* **TASK**
Your task is to transcribe all of the data below exactly, omitting the images.

* **GIVEN DATA**
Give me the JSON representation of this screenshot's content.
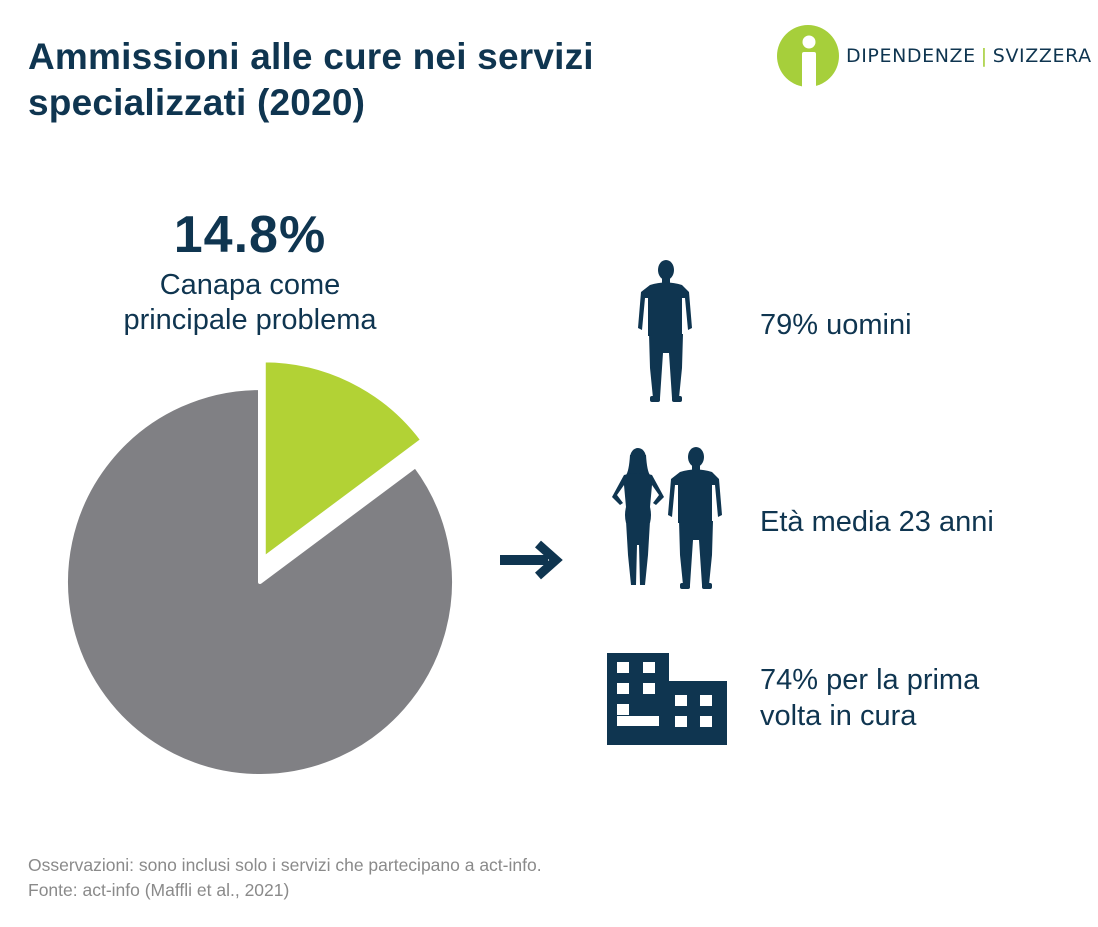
{
  "title": "Ammissioni alle cure nei servizi specializzati (2020)",
  "logo": {
    "left": "DIPENDENZE",
    "separator": "|",
    "right": "SVIZZERA",
    "color_green": "#a6cf3b",
    "color_navy": "#0f3550"
  },
  "highlight": {
    "value_label": "14.8%",
    "caption_line1": "Canapa come",
    "caption_line2": "principale problema"
  },
  "chart_data": {
    "type": "pie",
    "slices": [
      {
        "value": 14.8,
        "color": "#b2d235"
      },
      {
        "value": 85.2,
        "color": "#808084"
      }
    ]
  },
  "stats": [
    {
      "icon": "man-silhouette-icon",
      "text": "79% uomini"
    },
    {
      "icon": "woman-and-man-silhouette-icon",
      "text": "Età media 23 anni"
    },
    {
      "icon": "building-icon",
      "line1": "74% per la prima",
      "line2": "volta in cura"
    }
  ],
  "footnote": {
    "line1": "Osservazioni: sono inclusi solo i servizi che partecipano a act-info.",
    "line2": "Fonte: act-info (Maffli et al., 2021)"
  }
}
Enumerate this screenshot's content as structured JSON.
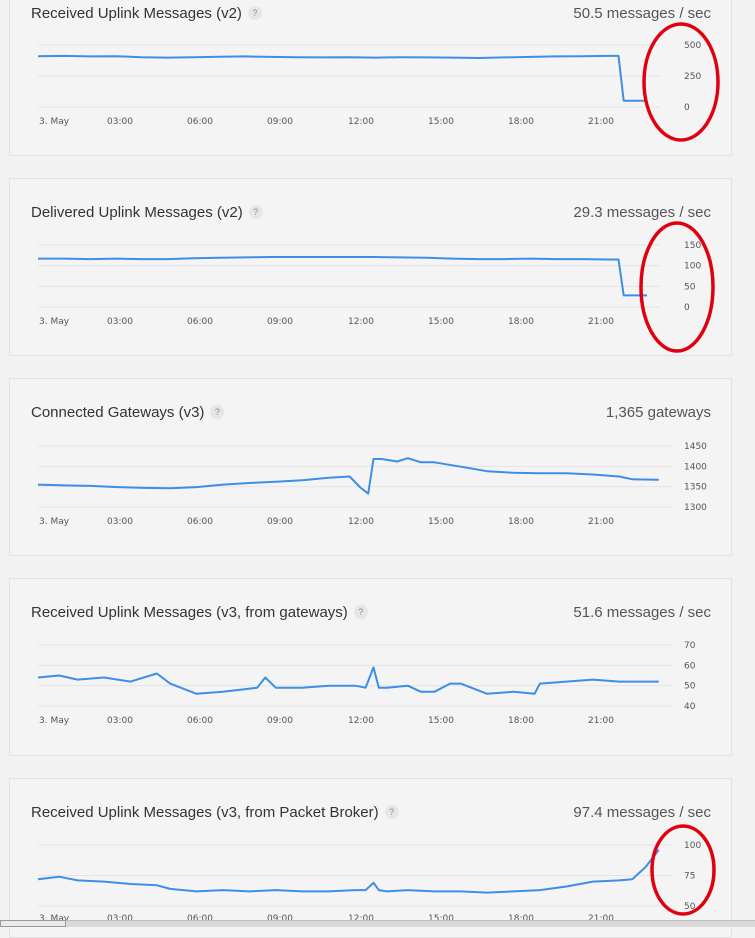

* **PROBLEM SOLUTION**
Give me the JSON representation of this screenshot's content.
{
  "title": "Ammissioni alle cure nei servizi specializzati (2020)",
  "logo": {
    "left": "DIPENDENZE",
    "separator": "|",
    "right": "SVIZZERA",
    "color_green": "#a6cf3b",
    "color_navy": "#0f3550"
  },
  "highlight": {
    "value_label": "14.8%",
    "caption_line1": "Canapa come",
    "caption_line2": "principale problema"
  },
  "chart_data": {
    "type": "pie",
    "slices": [
      {
        "value": 14.8,
        "color": "#b2d235"
      },
      {
        "value": 85.2,
        "color": "#808084"
      }
    ]
  },
  "stats": [
    {
      "icon": "man-silhouette-icon",
      "text": "79% uomini"
    },
    {
      "icon": "woman-and-man-silhouette-icon",
      "text": "Età media 23 anni"
    },
    {
      "icon": "building-icon",
      "line1": "74% per la prima",
      "line2": "volta in cura"
    }
  ],
  "footnote": {
    "line1": "Osservazioni: sono inclusi solo i servizi che partecipano a act-info.",
    "line2": "Fonte: act-info (Maffli et al., 2021)"
  }
}
Enumerate this screenshot's content as structured JSON.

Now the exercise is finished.